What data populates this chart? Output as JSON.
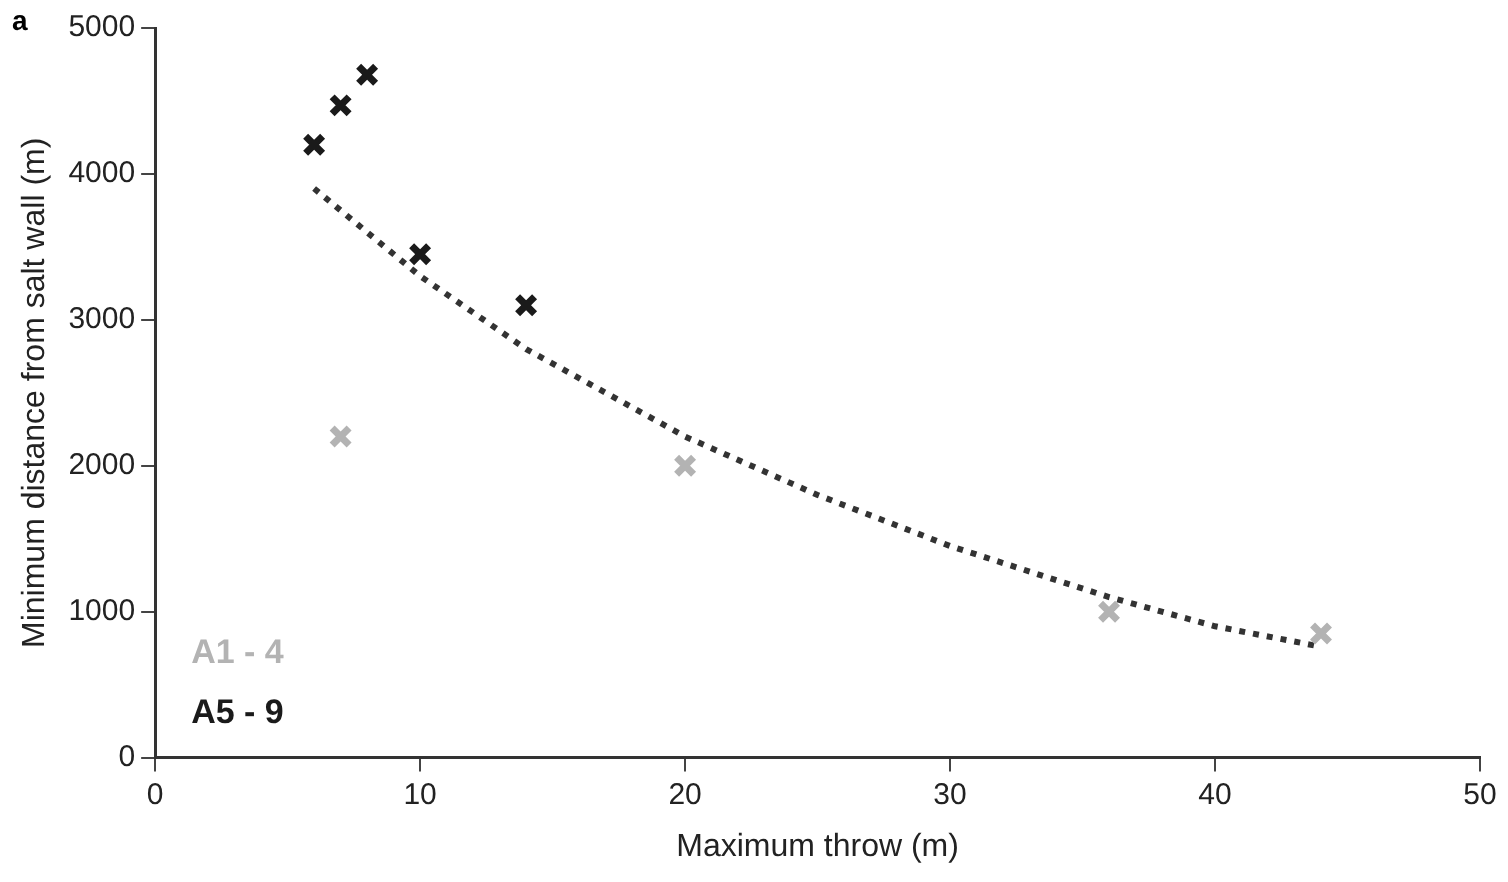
{
  "chart_data": {
    "type": "scatter",
    "xlabel": "Maximum throw (m)",
    "ylabel": "Minimum distance from salt wall (m)",
    "annotations": [
      "a"
    ],
    "xlim": [
      0,
      50
    ],
    "xticks": [
      0,
      10,
      20,
      30,
      40,
      50
    ],
    "ylim": [
      0,
      5000
    ],
    "yticks": [
      0,
      1000,
      2000,
      3000,
      4000,
      5000
    ],
    "grid": false,
    "legend": "bottom left",
    "marker": "cross",
    "series": [
      {
        "name": "A1 - 4",
        "color": "#b3b3b3",
        "x": [
          7,
          20,
          36,
          44
        ],
        "values": [
          2200,
          2000,
          1000,
          850
        ]
      },
      {
        "name": "A5 - 9",
        "color": "#1a1a1a",
        "x": [
          6,
          7,
          8,
          10,
          14
        ],
        "values": [
          4200,
          4470,
          4680,
          3450,
          3100
        ]
      },
      {
        "type": "line",
        "color": "#333333",
        "line_style": "dotted",
        "marker": "none",
        "x": [
          6,
          8,
          10,
          14,
          20,
          25,
          30,
          36,
          40,
          44
        ],
        "values": [
          3900,
          3600,
          3300,
          2800,
          2200,
          1800,
          1450,
          1100,
          900,
          760
        ]
      }
    ]
  }
}
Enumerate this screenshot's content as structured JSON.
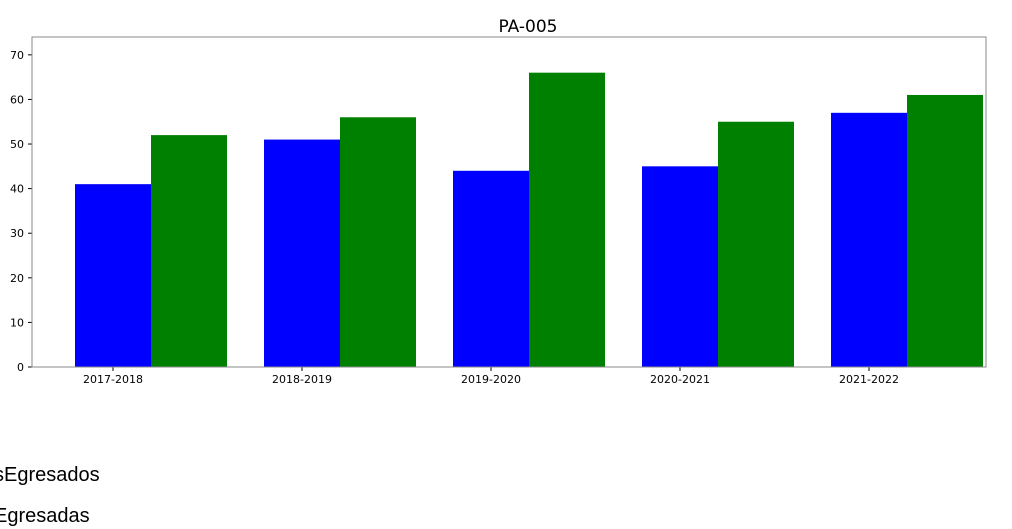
{
  "chart_data": {
    "type": "bar",
    "title": "PA-005",
    "xlabel": "",
    "ylabel": "",
    "categories": [
      "2017-2018",
      "2018-2019",
      "2019-2020",
      "2020-2021",
      "2021-2022"
    ],
    "series": [
      {
        "name": "AlumnosEgresados",
        "color": "#0000ff",
        "values": [
          41,
          51,
          44,
          45,
          57
        ]
      },
      {
        "name": "AlumnasEgresadas",
        "color": "#008000",
        "values": [
          52,
          56,
          66,
          55,
          61
        ]
      }
    ],
    "ylim": [
      0,
      74
    ],
    "yticks": [
      0,
      10,
      20,
      30,
      40,
      50,
      60,
      70
    ],
    "grid": false,
    "legend_placement": "below"
  },
  "legend": {
    "entries": [
      {
        "visible_text": "sEgresados"
      },
      {
        "visible_text": "Egresadas"
      }
    ]
  }
}
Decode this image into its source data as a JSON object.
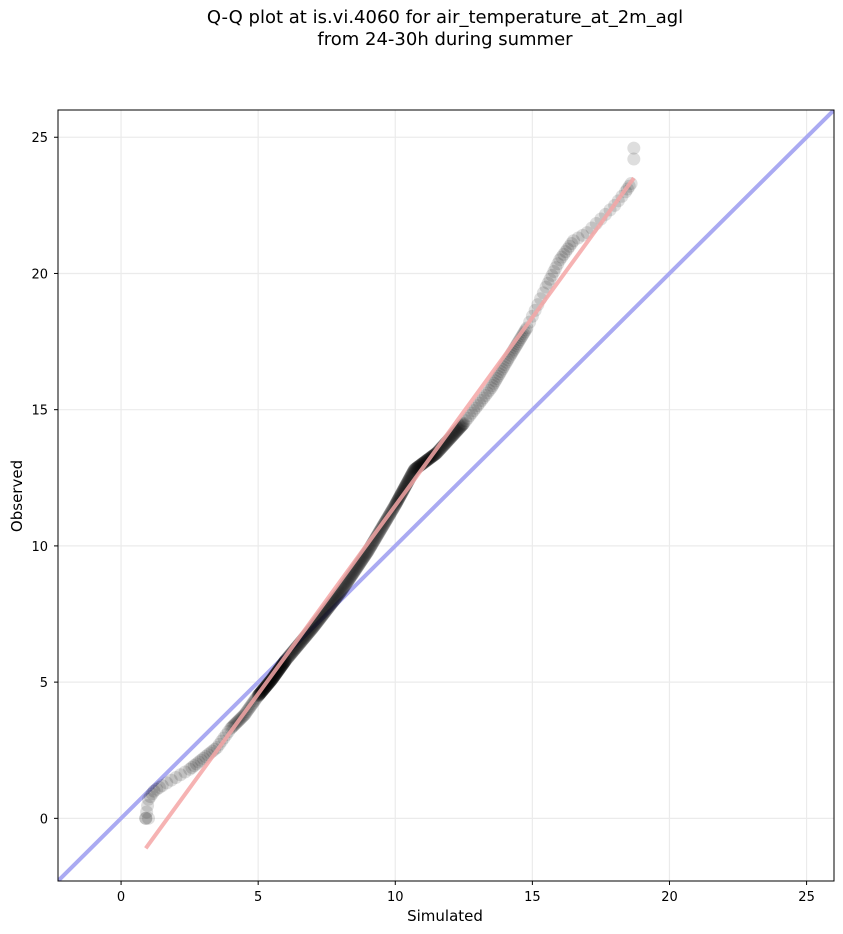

● WRITTEN PROBLEM:
All records should be output exactly, with the pictures left out.

● SOLVED EXERCISE:
What data populates this chart? Output as JSON.
{
  "chart_data": {
    "type": "scatter",
    "xlabel": "Maximum throw (m)",
    "ylabel": "Minimum distance from salt wall (m)",
    "annotations": [
      "a"
    ],
    "xlim": [
      0,
      50
    ],
    "xticks": [
      0,
      10,
      20,
      30,
      40,
      50
    ],
    "ylim": [
      0,
      5000
    ],
    "yticks": [
      0,
      1000,
      2000,
      3000,
      4000,
      5000
    ],
    "grid": false,
    "legend": "bottom left",
    "marker": "cross",
    "series": [
      {
        "name": "A1 - 4",
        "color": "#b3b3b3",
        "x": [
          7,
          20,
          36,
          44
        ],
        "values": [
          2200,
          2000,
          1000,
          850
        ]
      },
      {
        "name": "A5 - 9",
        "color": "#1a1a1a",
        "x": [
          6,
          7,
          8,
          10,
          14
        ],
        "values": [
          4200,
          4470,
          4680,
          3450,
          3100
        ]
      },
      {
        "type": "line",
        "color": "#333333",
        "line_style": "dotted",
        "marker": "none",
        "x": [
          6,
          8,
          10,
          14,
          20,
          25,
          30,
          36,
          40,
          44
        ],
        "values": [
          3900,
          3600,
          3300,
          2800,
          2200,
          1800,
          1450,
          1100,
          900,
          760
        ]
      }
    ]
  }
}
Enumerate this screenshot's content as structured JSON.
{
  "chart_data": {
    "type": "bar",
    "title": "PA-005",
    "xlabel": "",
    "ylabel": "",
    "categories": [
      "2017-2018",
      "2018-2019",
      "2019-2020",
      "2020-2021",
      "2021-2022"
    ],
    "series": [
      {
        "name": "AlumnosEgresados",
        "color": "#0000ff",
        "values": [
          41,
          51,
          44,
          45,
          57
        ]
      },
      {
        "name": "AlumnasEgresadas",
        "color": "#008000",
        "values": [
          52,
          56,
          66,
          55,
          61
        ]
      }
    ],
    "ylim": [
      0,
      74
    ],
    "yticks": [
      0,
      10,
      20,
      30,
      40,
      50,
      60,
      70
    ],
    "grid": false,
    "legend_placement": "below"
  },
  "legend": {
    "entries": [
      {
        "visible_text": "sEgresados"
      },
      {
        "visible_text": "Egresadas"
      }
    ]
  }
}
Decode this image into its source data as a JSON object.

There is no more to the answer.